Data listing:
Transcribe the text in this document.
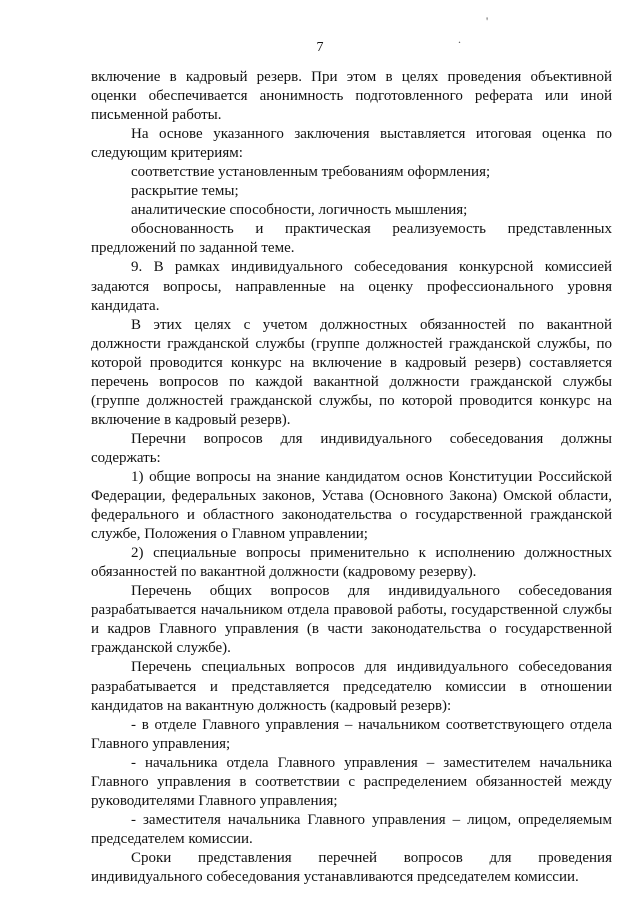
'
.
7

включение в кадровый резерв. При этом в целях проведения объективной оценки обеспечивается анонимность подготовленного реферата или иной письменной работы.

На основе указанного заключения выставляется итоговая оценка по следующим критериям:

соответствие установленным требованиям оформления;

раскрытие темы;

аналитические способности, логичность мышления;

обоснованность и практическая реализуемость представленных предложений по заданной теме.

9. В рамках индивидуального собеседования конкурсной комиссией задаются вопросы, направленные на оценку профессионального уровня кандидата.

В этих целях с учетом должностных обязанностей по вакантной должности гражданской службы (группе должностей гражданской службы, по которой проводится конкурс на включение в кадровый резерв) составляется перечень вопросов по каждой вакантной должности гражданской службы (группе должностей гражданской службы, по которой проводится конкурс на включение в кадровый резерв).

Перечни вопросов для индивидуального собеседования должны содержать:

1) общие вопросы на знание кандидатом основ Конституции Российской Федерации, федеральных законов, Устава (Основного Закона) Омской области, федерального и областного законодательства о государственной гражданской службе, Положения о Главном управлении;

2) специальные вопросы применительно к исполнению должностных обязанностей по вакантной должности (кадровому резерву).

Перечень общих вопросов для индивидуального собеседования разрабатывается начальником отдела правовой работы, государственной службы и кадров Главного управления (в части законодательства о государственной гражданской службе).

Перечень специальных вопросов для индивидуального собеседования разрабатывается и представляется председателю комиссии в отношении кандидатов на вакантную должность (кадровый резерв):

- в отделе Главного управления – начальником соответствующего отдела Главного управления;

- начальника отдела Главного управления – заместителем начальника Главного управления в соответствии с распределением обязанностей между руководителями Главного управления;

- заместителя начальника Главного управления – лицом, определяемым председателем комиссии.

Сроки представления перечней вопросов для проведения индивидуального собеседования устанавливаются председателем комиссии.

Do this: Of all the lines above, how many contain the word "начальника"? Give the number and nothing else.

Answer below: 2